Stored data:

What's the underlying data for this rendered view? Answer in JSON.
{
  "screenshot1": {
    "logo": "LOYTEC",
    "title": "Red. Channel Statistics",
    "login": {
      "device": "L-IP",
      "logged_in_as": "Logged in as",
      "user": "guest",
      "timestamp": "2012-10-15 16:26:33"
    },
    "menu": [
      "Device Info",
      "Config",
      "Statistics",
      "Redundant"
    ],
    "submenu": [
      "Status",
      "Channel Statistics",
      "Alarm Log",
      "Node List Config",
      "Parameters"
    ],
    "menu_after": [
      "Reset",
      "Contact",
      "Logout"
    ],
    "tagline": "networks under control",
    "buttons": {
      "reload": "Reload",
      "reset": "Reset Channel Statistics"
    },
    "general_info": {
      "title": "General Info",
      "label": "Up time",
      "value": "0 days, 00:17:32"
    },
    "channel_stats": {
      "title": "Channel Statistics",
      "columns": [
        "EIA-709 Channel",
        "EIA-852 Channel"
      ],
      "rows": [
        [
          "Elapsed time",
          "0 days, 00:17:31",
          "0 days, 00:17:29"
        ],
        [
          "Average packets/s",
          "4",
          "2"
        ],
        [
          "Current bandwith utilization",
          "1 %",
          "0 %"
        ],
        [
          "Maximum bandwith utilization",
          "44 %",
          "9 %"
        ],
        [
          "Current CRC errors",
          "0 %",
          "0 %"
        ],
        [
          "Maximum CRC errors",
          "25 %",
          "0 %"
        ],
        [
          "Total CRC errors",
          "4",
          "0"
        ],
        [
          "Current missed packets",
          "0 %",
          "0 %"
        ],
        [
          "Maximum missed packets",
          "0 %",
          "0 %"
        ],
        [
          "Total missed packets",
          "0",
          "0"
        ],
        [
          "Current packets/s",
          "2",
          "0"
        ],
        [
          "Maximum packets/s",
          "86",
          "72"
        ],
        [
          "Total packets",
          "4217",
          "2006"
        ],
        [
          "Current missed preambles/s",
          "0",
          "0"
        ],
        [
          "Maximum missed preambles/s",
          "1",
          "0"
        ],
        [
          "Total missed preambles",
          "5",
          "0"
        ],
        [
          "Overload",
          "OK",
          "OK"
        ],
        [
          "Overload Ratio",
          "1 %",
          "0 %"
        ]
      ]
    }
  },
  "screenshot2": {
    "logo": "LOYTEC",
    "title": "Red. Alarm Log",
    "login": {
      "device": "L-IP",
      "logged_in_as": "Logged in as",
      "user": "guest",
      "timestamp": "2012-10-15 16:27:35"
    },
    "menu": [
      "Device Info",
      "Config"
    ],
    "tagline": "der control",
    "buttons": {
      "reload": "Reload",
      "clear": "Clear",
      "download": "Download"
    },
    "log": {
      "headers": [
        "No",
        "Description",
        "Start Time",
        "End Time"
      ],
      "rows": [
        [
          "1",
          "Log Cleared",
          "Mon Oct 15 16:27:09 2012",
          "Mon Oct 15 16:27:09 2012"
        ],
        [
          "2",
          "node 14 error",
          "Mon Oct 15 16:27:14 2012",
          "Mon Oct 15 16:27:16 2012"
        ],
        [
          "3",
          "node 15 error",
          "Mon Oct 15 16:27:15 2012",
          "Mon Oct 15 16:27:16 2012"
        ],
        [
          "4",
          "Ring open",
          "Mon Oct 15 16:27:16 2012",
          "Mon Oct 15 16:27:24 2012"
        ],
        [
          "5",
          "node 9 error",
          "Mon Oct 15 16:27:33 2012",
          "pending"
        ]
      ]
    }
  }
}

TASK TO CARRY OUT:
Gather up, from the records above, each line where the word "bandwith" appears.

ANSWER TO THE PROBLEM:
          "Current bandwith utilization",
          "Maximum bandwith utilization",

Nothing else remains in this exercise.